## Task requirements
Check every line of the data below for the string "ylabel", and copy the ones that hold it.
====== Listing ======
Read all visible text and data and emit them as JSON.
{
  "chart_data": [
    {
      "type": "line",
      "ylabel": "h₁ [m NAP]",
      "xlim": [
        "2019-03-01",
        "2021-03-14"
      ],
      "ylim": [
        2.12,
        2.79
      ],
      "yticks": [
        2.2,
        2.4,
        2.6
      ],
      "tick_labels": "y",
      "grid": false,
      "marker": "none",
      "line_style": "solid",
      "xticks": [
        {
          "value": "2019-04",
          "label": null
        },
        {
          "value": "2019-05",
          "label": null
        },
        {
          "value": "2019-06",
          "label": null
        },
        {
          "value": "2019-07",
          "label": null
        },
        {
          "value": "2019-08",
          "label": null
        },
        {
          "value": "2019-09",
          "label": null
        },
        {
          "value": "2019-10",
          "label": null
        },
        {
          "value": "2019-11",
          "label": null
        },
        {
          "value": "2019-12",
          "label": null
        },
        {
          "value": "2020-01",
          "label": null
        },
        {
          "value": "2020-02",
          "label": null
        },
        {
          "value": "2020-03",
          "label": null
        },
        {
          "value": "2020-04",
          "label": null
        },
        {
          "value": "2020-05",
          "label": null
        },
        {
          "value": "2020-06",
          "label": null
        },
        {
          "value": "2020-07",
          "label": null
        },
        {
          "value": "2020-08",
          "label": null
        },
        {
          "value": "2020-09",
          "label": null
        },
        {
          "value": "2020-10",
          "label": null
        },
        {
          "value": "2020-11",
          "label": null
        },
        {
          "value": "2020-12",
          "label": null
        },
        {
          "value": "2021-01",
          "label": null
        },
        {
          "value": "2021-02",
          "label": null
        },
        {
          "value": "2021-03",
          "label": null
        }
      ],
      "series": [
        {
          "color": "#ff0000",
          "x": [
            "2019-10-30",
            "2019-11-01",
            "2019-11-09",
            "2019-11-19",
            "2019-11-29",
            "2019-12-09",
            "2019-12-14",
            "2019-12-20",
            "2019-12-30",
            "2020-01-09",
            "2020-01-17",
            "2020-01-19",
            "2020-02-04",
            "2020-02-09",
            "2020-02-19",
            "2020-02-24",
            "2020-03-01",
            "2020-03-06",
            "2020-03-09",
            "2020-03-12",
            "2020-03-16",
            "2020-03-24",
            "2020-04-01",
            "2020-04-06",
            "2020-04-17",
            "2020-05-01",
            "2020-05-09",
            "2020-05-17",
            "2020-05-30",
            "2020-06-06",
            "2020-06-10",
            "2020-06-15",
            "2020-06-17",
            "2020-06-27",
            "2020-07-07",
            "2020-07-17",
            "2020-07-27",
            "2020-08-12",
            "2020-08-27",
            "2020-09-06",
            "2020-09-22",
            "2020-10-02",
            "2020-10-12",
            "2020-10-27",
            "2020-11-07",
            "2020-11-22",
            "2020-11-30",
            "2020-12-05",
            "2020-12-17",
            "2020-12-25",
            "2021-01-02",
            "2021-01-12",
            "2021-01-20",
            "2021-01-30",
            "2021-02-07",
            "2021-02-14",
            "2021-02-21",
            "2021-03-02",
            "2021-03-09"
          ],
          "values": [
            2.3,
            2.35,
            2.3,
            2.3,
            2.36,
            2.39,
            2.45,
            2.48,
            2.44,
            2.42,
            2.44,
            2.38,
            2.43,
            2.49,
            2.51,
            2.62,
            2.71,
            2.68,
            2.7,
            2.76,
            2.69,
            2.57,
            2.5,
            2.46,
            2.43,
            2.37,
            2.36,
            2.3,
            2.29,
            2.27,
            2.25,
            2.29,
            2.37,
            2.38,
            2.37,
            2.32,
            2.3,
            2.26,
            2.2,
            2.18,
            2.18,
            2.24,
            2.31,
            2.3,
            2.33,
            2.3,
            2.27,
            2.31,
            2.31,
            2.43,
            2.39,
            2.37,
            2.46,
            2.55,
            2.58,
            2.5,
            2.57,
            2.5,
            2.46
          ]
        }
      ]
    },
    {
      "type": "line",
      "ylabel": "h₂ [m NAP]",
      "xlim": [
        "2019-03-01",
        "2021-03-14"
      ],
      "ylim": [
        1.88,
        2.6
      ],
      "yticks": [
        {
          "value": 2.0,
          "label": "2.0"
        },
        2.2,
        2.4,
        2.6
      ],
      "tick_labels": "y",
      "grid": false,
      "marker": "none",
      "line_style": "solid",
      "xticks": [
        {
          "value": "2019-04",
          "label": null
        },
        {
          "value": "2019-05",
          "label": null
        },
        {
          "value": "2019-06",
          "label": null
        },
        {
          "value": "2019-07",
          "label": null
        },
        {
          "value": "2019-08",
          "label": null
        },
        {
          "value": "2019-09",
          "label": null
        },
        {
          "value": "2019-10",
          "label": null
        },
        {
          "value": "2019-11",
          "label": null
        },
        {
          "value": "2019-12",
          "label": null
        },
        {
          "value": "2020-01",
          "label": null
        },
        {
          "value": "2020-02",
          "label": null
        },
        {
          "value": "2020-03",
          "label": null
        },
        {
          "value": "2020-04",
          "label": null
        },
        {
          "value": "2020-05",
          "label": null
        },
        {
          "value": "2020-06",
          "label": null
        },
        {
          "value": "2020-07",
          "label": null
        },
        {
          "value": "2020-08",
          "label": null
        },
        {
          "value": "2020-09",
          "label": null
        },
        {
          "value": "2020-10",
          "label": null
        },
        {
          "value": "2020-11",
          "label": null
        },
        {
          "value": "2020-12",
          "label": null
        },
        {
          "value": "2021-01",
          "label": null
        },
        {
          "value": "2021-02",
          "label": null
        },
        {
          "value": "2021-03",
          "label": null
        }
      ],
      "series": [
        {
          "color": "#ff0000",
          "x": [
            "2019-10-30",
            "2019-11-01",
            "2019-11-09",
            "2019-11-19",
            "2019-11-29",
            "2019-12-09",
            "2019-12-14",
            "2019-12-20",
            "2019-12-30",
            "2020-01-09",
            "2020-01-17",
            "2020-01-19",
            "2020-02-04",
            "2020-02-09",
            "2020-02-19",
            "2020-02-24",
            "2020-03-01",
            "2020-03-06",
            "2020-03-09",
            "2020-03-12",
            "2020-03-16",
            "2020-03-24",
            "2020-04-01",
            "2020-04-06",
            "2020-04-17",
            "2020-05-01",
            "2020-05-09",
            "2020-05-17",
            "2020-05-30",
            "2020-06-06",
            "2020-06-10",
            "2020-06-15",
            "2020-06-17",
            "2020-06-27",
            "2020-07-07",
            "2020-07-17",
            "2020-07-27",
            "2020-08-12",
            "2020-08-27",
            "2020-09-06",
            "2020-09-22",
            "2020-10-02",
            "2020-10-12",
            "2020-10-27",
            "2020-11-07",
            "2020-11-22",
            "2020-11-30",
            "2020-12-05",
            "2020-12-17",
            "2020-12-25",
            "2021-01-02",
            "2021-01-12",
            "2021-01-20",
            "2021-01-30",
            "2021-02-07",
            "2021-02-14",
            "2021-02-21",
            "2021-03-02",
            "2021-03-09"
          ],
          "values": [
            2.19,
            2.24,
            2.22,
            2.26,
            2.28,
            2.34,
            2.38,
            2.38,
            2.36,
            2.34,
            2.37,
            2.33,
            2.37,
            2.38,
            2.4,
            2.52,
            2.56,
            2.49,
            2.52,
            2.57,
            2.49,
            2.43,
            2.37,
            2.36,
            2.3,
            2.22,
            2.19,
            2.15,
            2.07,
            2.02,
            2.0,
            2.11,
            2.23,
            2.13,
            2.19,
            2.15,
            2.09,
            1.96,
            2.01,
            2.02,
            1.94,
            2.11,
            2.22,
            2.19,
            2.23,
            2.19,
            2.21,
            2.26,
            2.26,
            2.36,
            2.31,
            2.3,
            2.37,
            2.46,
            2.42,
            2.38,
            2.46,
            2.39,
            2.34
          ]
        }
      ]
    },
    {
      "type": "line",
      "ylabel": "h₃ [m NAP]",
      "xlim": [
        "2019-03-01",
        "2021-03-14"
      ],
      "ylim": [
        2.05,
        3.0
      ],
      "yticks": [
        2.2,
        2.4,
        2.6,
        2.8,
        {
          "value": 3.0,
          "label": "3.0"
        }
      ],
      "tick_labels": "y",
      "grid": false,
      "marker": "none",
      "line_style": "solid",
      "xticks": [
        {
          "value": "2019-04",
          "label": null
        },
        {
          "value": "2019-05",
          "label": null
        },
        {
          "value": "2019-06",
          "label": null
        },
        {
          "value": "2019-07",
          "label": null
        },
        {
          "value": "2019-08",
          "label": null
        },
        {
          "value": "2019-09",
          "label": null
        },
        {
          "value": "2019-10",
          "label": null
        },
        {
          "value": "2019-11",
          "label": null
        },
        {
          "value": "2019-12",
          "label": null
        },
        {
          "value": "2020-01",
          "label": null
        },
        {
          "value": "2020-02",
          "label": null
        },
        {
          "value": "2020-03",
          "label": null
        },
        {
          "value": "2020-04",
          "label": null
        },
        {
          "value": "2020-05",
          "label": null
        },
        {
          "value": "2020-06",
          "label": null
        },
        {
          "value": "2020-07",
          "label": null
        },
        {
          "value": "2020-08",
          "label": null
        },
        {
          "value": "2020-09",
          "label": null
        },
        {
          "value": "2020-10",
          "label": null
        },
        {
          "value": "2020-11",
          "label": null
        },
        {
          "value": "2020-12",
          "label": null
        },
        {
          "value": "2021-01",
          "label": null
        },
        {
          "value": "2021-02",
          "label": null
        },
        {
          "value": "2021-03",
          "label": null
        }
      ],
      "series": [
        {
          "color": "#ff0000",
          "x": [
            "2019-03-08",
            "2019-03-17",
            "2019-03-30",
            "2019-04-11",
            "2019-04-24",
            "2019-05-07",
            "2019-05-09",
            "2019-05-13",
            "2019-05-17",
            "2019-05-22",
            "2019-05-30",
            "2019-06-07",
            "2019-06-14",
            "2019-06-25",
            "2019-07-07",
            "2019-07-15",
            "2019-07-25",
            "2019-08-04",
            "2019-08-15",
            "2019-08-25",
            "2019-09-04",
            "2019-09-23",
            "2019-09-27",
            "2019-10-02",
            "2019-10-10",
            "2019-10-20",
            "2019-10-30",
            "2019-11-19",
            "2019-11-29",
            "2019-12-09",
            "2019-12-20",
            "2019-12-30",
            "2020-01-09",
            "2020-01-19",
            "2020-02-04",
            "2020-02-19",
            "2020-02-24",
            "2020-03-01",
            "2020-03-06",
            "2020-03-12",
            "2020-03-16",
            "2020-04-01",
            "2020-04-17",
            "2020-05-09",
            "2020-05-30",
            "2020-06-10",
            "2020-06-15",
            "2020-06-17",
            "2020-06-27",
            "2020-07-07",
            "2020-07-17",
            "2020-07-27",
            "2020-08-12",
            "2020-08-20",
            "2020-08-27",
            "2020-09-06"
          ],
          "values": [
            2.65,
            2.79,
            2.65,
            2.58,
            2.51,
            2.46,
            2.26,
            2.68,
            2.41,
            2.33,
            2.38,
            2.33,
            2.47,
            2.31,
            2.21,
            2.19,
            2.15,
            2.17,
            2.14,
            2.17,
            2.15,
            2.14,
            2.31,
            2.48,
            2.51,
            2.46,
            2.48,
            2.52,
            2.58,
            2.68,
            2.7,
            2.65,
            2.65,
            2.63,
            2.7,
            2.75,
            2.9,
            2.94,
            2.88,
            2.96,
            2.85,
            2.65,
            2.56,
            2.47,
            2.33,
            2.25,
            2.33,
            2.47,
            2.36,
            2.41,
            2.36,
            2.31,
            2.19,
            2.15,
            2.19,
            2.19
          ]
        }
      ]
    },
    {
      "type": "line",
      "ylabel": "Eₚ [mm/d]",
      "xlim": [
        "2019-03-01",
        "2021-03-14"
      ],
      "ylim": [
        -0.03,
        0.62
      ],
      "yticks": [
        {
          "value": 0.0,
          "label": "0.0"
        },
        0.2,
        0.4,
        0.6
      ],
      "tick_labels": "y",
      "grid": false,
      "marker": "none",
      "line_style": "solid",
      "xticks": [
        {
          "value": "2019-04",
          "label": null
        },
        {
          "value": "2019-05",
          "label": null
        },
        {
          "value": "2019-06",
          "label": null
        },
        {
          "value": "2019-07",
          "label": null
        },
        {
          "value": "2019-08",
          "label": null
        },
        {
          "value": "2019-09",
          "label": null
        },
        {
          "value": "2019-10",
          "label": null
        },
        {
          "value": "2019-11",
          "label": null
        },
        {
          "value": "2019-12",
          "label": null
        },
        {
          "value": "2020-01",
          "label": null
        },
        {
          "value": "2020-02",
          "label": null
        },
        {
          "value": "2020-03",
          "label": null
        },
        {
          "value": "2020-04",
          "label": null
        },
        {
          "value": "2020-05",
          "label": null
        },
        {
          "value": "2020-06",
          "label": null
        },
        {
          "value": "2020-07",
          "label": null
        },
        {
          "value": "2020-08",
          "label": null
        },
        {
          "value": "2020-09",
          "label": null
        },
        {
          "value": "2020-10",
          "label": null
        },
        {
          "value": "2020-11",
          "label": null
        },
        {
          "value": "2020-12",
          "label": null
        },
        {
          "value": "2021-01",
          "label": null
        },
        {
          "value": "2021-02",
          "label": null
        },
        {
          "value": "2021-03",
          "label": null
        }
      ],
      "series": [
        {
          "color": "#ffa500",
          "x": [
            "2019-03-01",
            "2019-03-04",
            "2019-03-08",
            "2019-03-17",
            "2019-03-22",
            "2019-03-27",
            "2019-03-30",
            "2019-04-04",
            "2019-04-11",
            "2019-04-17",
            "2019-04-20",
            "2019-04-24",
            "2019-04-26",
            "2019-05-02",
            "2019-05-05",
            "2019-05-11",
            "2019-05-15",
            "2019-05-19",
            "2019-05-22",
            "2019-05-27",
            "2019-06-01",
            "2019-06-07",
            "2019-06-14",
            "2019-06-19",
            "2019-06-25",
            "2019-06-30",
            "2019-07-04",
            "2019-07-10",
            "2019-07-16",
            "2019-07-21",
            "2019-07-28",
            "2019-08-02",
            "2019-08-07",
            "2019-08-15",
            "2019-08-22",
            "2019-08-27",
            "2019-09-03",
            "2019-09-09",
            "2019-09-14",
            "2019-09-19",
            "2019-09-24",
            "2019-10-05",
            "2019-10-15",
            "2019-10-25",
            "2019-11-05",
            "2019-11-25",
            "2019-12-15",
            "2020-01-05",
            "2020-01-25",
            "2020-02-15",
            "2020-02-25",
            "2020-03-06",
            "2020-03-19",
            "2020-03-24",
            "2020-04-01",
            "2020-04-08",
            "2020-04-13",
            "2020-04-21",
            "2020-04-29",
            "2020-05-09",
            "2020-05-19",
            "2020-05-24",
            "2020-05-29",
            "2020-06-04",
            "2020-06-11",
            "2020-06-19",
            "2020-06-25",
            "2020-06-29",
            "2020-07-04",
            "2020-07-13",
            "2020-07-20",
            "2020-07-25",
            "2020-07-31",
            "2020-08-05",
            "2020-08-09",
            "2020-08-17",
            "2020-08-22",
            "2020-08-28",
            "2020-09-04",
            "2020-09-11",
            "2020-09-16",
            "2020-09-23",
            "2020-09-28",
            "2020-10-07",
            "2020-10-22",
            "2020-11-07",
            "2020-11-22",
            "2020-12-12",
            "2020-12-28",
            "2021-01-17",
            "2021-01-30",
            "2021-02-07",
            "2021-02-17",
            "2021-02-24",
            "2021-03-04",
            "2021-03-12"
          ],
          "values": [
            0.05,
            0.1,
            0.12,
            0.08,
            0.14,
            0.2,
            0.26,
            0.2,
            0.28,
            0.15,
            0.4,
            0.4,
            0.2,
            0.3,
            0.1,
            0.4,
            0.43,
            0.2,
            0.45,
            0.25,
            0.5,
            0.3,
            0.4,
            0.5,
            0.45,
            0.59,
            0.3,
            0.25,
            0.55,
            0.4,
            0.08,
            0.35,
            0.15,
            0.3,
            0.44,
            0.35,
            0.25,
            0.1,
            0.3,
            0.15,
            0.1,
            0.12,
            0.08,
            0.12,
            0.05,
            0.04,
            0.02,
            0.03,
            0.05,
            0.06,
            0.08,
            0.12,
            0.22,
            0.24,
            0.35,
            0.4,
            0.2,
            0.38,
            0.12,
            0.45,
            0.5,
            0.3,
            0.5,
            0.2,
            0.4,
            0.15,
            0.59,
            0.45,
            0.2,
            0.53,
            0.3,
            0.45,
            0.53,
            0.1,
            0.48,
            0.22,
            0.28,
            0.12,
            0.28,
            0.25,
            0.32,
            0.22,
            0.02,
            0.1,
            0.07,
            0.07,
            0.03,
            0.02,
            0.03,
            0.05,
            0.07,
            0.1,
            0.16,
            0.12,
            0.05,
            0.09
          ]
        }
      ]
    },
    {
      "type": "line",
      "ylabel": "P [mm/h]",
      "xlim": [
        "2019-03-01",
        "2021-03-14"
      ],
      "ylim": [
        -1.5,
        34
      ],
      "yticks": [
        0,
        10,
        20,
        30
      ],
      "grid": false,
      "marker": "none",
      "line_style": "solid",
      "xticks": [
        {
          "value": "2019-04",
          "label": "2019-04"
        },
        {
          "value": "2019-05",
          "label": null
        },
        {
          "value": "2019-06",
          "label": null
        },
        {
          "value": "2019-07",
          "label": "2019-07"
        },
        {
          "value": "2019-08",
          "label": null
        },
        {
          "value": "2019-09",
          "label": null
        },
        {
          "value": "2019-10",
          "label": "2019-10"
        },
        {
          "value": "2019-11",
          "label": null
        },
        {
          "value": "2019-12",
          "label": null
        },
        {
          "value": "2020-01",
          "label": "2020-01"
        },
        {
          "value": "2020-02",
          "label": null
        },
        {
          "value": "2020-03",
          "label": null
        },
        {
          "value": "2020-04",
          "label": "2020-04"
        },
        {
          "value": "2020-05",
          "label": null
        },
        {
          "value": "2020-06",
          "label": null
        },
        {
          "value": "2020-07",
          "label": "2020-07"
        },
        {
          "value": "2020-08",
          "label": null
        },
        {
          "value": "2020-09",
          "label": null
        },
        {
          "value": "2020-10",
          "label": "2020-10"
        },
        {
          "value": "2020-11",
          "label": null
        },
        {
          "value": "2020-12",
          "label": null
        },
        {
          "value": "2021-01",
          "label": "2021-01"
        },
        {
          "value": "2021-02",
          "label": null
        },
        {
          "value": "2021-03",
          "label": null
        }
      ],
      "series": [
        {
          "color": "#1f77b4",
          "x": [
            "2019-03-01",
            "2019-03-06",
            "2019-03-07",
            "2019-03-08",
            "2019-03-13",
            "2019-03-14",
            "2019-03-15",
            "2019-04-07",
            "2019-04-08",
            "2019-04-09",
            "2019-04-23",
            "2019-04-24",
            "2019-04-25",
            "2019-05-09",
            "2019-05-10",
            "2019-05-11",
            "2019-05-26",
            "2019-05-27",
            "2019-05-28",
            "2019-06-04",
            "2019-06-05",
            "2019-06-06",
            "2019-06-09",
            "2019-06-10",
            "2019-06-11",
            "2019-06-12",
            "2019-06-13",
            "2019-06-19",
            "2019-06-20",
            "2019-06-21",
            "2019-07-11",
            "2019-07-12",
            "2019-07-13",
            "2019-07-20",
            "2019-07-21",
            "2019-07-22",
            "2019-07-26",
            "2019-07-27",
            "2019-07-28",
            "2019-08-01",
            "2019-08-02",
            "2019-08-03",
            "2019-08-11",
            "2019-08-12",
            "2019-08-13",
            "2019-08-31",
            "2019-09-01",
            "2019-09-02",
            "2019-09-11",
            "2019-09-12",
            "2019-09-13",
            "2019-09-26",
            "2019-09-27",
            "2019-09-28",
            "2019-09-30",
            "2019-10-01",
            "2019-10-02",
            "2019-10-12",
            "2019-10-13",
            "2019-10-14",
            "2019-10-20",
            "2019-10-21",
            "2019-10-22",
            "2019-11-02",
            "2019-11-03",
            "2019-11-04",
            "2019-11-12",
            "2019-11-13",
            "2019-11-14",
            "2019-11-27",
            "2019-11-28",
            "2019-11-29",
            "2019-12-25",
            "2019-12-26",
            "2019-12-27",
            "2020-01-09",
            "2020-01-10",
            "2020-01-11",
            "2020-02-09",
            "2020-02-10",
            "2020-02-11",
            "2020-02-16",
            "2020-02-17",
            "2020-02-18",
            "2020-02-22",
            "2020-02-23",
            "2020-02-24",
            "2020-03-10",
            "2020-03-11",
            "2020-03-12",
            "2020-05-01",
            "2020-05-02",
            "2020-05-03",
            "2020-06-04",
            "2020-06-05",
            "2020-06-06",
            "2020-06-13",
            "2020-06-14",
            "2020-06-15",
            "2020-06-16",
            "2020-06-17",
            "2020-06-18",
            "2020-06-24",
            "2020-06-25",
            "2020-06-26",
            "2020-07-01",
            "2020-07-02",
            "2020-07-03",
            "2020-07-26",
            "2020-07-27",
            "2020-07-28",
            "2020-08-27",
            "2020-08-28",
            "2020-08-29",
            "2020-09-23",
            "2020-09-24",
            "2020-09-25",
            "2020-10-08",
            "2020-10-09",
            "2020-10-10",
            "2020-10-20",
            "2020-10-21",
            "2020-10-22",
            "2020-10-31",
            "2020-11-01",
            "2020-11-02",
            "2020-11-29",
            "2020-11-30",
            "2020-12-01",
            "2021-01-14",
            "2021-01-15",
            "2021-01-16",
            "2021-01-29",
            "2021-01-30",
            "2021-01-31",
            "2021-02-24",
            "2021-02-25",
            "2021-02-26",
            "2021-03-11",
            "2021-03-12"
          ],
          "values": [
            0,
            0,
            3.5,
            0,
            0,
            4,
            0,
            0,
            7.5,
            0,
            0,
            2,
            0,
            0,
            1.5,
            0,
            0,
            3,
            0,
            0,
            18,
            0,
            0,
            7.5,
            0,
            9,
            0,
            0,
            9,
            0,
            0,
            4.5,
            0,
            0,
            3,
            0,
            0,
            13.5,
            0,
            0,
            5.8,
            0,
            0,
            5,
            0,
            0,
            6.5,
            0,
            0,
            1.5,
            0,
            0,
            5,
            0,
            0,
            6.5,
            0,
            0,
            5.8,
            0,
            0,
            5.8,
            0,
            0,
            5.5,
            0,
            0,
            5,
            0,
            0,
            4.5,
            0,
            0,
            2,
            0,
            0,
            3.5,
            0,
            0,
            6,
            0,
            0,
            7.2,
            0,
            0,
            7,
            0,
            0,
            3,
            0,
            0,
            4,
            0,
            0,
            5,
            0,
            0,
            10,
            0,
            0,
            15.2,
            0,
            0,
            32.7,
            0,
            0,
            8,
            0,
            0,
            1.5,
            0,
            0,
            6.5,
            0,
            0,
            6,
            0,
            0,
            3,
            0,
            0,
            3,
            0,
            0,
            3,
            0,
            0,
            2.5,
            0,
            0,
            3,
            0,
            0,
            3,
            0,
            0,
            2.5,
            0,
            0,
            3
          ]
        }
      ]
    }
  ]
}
======
## Expected answer
      "ylabel": "h₁ [m NAP]",
      "ylabel": "h₂ [m NAP]",
      "ylabel": "h₃ [m NAP]",
      "ylabel": "Eₚ [mm/d]",
      "ylabel": "P [mm/h]",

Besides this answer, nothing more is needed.